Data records
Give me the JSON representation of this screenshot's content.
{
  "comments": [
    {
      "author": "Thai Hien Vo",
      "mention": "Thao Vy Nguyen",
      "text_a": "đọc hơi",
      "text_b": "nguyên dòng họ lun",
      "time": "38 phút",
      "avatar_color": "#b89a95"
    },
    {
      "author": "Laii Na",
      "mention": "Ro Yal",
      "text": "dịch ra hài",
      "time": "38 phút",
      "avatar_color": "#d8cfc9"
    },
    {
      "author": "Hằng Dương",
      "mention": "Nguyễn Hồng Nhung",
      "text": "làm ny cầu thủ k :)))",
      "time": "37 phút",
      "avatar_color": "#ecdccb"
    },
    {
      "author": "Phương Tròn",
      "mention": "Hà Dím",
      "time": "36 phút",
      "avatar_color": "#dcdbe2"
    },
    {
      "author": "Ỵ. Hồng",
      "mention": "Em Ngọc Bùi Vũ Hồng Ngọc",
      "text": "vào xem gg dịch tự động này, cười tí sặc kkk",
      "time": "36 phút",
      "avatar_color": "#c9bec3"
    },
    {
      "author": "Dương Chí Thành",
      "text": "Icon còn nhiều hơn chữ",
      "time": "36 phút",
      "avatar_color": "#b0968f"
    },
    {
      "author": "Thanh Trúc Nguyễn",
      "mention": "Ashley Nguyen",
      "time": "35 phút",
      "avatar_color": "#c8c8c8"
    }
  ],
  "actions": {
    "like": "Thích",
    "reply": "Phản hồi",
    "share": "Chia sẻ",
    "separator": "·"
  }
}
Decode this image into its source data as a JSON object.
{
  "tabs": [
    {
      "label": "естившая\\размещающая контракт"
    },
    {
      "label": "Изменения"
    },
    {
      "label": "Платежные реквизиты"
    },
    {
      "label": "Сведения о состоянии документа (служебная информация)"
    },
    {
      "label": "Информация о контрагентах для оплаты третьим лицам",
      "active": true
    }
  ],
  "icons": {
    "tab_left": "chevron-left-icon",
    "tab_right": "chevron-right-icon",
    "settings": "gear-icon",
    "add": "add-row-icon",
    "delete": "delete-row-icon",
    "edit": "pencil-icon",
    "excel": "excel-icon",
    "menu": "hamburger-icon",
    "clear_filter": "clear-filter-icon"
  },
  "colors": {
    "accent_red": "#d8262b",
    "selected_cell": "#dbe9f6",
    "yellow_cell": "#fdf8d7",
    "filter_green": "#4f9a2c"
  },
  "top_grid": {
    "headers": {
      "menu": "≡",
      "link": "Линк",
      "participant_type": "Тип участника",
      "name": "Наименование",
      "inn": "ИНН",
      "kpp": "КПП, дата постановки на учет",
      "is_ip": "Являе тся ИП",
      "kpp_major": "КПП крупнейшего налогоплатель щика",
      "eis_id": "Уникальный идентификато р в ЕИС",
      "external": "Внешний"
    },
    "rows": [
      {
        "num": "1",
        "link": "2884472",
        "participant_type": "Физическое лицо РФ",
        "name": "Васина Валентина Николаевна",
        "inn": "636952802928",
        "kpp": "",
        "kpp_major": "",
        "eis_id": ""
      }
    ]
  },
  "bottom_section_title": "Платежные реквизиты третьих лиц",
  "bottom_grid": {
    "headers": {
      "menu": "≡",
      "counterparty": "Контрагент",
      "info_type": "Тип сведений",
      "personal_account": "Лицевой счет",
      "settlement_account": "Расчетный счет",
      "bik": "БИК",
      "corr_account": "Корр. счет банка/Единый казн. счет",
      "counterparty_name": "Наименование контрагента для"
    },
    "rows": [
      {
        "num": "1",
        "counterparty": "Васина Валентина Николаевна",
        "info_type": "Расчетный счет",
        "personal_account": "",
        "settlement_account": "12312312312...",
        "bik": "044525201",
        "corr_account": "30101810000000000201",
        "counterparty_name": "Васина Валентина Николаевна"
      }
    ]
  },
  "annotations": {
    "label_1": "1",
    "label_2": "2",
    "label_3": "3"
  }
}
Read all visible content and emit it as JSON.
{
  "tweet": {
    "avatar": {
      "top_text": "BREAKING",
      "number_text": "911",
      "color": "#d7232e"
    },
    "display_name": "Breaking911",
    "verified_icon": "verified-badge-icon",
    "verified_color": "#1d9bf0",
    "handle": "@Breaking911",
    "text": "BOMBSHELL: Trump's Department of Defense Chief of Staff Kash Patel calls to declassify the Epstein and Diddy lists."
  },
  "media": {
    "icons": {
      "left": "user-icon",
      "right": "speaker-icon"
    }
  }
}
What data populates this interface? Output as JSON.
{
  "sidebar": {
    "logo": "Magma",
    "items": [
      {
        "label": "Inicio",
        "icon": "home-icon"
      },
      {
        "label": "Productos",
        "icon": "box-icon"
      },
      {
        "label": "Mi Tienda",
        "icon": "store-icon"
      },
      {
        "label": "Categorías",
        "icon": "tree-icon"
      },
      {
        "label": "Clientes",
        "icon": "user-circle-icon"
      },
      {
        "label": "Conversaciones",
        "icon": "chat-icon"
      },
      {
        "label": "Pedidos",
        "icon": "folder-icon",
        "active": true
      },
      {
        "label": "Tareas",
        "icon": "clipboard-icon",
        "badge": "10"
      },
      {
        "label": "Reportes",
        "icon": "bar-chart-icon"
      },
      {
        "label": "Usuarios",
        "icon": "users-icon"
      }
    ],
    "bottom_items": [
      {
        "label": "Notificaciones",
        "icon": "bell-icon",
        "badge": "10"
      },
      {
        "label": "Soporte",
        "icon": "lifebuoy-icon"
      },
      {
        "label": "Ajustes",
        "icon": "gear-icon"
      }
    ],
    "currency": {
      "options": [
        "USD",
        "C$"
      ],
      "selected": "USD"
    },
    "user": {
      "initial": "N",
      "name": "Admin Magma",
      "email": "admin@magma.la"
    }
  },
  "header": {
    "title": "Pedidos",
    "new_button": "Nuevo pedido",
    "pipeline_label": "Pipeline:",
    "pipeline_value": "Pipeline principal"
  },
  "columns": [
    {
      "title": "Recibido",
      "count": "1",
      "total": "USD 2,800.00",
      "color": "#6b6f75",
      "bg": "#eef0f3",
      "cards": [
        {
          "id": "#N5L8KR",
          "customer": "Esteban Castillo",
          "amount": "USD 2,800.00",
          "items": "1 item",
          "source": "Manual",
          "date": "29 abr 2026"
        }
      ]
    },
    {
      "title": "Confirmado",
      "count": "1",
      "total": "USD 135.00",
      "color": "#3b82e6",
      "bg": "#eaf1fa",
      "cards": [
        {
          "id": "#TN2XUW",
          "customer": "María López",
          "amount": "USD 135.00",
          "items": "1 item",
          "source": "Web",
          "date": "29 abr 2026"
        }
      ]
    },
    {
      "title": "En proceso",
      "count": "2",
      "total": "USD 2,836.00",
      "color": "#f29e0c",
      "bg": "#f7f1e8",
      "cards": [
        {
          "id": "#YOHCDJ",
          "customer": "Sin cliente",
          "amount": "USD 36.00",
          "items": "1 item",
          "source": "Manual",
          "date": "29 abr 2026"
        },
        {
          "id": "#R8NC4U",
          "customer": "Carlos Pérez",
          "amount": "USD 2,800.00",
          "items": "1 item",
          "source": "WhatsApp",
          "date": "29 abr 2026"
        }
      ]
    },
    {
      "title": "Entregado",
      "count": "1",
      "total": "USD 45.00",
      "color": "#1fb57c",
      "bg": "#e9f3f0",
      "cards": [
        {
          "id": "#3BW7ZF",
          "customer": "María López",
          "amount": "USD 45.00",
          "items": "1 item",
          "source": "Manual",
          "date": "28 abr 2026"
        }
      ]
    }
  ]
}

WRITTEN REQUEST: Quote all the records exactly, please, leaving none out.

SOLUTION TO THIS TASK:
Give me the JSON representation of this screenshot's content.
{
  "comments": [
    {
      "author": "Thai Hien Vo",
      "mention": "Thao Vy Nguyen",
      "text_a": "đọc hơi",
      "text_b": "nguyên dòng họ lun",
      "time": "38 phút",
      "avatar_color": "#b89a95"
    },
    {
      "author": "Laii Na",
      "mention": "Ro Yal",
      "text": "dịch ra hài",
      "time": "38 phút",
      "avatar_color": "#d8cfc9"
    },
    {
      "author": "Hằng Dương",
      "mention": "Nguyễn Hồng Nhung",
      "text": "làm ny cầu thủ k :)))",
      "time": "37 phút",
      "avatar_color": "#ecdccb"
    },
    {
      "author": "Phương Tròn",
      "mention": "Hà Dím",
      "time": "36 phút",
      "avatar_color": "#dcdbe2"
    },
    {
      "author": "Ỵ. Hồng",
      "mention": "Em Ngọc Bùi Vũ Hồng Ngọc",
      "text": "vào xem gg dịch tự động này, cười tí sặc kkk",
      "time": "36 phút",
      "avatar_color": "#c9bec3"
    },
    {
      "author": "Dương Chí Thành",
      "text": "Icon còn nhiều hơn chữ",
      "time": "36 phút",
      "avatar_color": "#b0968f"
    },
    {
      "author": "Thanh Trúc Nguyễn",
      "mention": "Ashley Nguyen",
      "time": "35 phút",
      "avatar_color": "#c8c8c8"
    }
  ],
  "actions": {
    "like": "Thích",
    "reply": "Phản hồi",
    "share": "Chia sẻ",
    "separator": "·"
  }
}
Decode this image into its source data as a JSON object.
{
  "tabs": [
    {
      "label": "естившая\\размещающая контракт"
    },
    {
      "label": "Изменения"
    },
    {
      "label": "Платежные реквизиты"
    },
    {
      "label": "Сведения о состоянии документа (служебная информация)"
    },
    {
      "label": "Информация о контрагентах для оплаты третьим лицам",
      "active": true
    }
  ],
  "icons": {
    "tab_left": "chevron-left-icon",
    "tab_right": "chevron-right-icon",
    "settings": "gear-icon",
    "add": "add-row-icon",
    "delete": "delete-row-icon",
    "edit": "pencil-icon",
    "excel": "excel-icon",
    "menu": "hamburger-icon",
    "clear_filter": "clear-filter-icon"
  },
  "colors": {
    "accent_red": "#d8262b",
    "selected_cell": "#dbe9f6",
    "yellow_cell": "#fdf8d7",
    "filter_green": "#4f9a2c"
  },
  "top_grid": {
    "headers": {
      "menu": "≡",
      "link": "Линк",
      "participant_type": "Тип участника",
      "name": "Наименование",
      "inn": "ИНН",
      "kpp": "КПП, дата постановки на учет",
      "is_ip": "Являе тся ИП",
      "kpp_major": "КПП крупнейшего налогоплатель щика",
      "eis_id": "Уникальный идентификато р в ЕИС",
      "external": "Внешний"
    },
    "rows": [
      {
        "num": "1",
        "link": "2884472",
        "participant_type": "Физическое лицо РФ",
        "name": "Васина Валентина Николаевна",
        "inn": "636952802928",
        "kpp": "",
        "kpp_major": "",
        "eis_id": ""
      }
    ]
  },
  "bottom_section_title": "Платежные реквизиты третьих лиц",
  "bottom_grid": {
    "headers": {
      "menu": "≡",
      "counterparty": "Контрагент",
      "info_type": "Тип сведений",
      "personal_account": "Лицевой счет",
      "settlement_account": "Расчетный счет",
      "bik": "БИК",
      "corr_account": "Корр. счет банка/Единый казн. счет",
      "counterparty_name": "Наименование контрагента для"
    },
    "rows": [
      {
        "num": "1",
        "counterparty": "Васина Валентина Николаевна",
        "info_type": "Расчетный счет",
        "personal_account": "",
        "settlement_account": "12312312312...",
        "bik": "044525201",
        "corr_account": "30101810000000000201",
        "counterparty_name": "Васина Валентина Николаевна"
      }
    ]
  },
  "annotations": {
    "label_1": "1",
    "label_2": "2",
    "label_3": "3"
  }
}
Read all visible content and emit it as JSON.
{
  "tweet": {
    "avatar": {
      "top_text": "BREAKING",
      "number_text": "911",
      "color": "#d7232e"
    },
    "display_name": "Breaking911",
    "verified_icon": "verified-badge-icon",
    "verified_color": "#1d9bf0",
    "handle": "@Breaking911",
    "text": "BOMBSHELL: Trump's Department of Defense Chief of Staff Kash Patel calls to declassify the Epstein and Diddy lists."
  },
  "media": {
    "icons": {
      "left": "user-icon",
      "right": "speaker-icon"
    }
  }
}
What data populates this interface? Output as JSON.
{
  "sidebar": {
    "logo": "Magma",
    "items": [
      {
        "label": "Inicio",
        "icon": "home-icon"
      },
      {
        "label": "Productos",
        "icon": "box-icon"
      },
      {
        "label": "Mi Tienda",
        "icon": "store-icon"
      },
      {
        "label": "Categorías",
        "icon": "tree-icon"
      },
      {
        "label": "Clientes",
        "icon": "user-circle-icon"
      },
      {
        "label": "Conversaciones",
        "icon": "chat-icon"
      },
      {
        "label": "Pedidos",
        "icon": "folder-icon",
        "active": true
      },
      {
        "label": "Tareas",
        "icon": "clipboard-icon",
        "badge": "10"
      },
      {
        "label": "Reportes",
        "icon": "bar-chart-icon"
      },
      {
        "label": "Usuarios",
        "icon": "users-icon"
      }
    ],
    "bottom_items": [
      {
        "label": "Notificaciones",
        "icon": "bell-icon",
        "badge": "10"
      },
      {
        "label": "Soporte",
        "icon": "lifebuoy-icon"
      },
      {
        "label": "Ajustes",
        "icon": "gear-icon"
      }
    ],
    "currency": {
      "options": [
        "USD",
        "C$"
      ],
      "selected": "USD"
    },
    "user": {
      "initial": "N",
      "name": "Admin Magma",
      "email": "admin@magma.la"
    }
  },
  "header": {
    "title": "Pedidos",
    "new_button": "Nuevo pedido",
    "pipeline_label": "Pipeline:",
    "pipeline_value": "Pipeline principal"
  },
  "columns": [
    {
      "title": "Recibido",
      "count": "1",
      "total": "USD 2,800.00",
      "color": "#6b6f75",
      "bg": "#eef0f3",
      "cards": [
        {
          "id": "#N5L8KR",
          "customer": "Esteban Castillo",
          "amount": "USD 2,800.00",
          "items": "1 item",
          "source": "Manual",
          "date": "29 abr 2026"
        }
      ]
    },
    {
      "title": "Confirmado",
      "count": "1",
      "total": "USD 135.00",
      "color": "#3b82e6",
      "bg": "#eaf1fa",
      "cards": [
        {
          "id": "#TN2XUW",
          "customer": "María López",
          "amount": "USD 135.00",
          "items": "1 item",
          "source": "Web",
          "date": "29 abr 2026"
        }
      ]
    },
    {
      "title": "En proceso",
      "count": "2",
      "total": "USD 2,836.00",
      "color": "#f29e0c",
      "bg": "#f7f1e8",
      "cards": [
        {
          "id": "#YOHCDJ",
          "customer": "Sin cliente",
          "amount": "USD 36.00",
          "items": "1 item",
          "source": "Manual",
          "date": "29 abr 2026"
        },
        {
          "id": "#R8NC4U",
          "customer": "Carlos Pérez",
          "amount": "USD 2,800.00",
          "items": "1 item",
          "source": "WhatsApp",
          "date": "29 abr 2026"
        }
      ]
    },
    {
      "title": "Entregado",
      "count": "1",
      "total": "USD 45.00",
      "color": "#1fb57c",
      "bg": "#e9f3f0",
      "cards": [
        {
          "id": "#3BW7ZF",
          "customer": "María López",
          "amount": "USD 45.00",
          "items": "1 item",
          "source": "Manual",
          "date": "28 abr 2026"
        }
      ]
    }
  ]
}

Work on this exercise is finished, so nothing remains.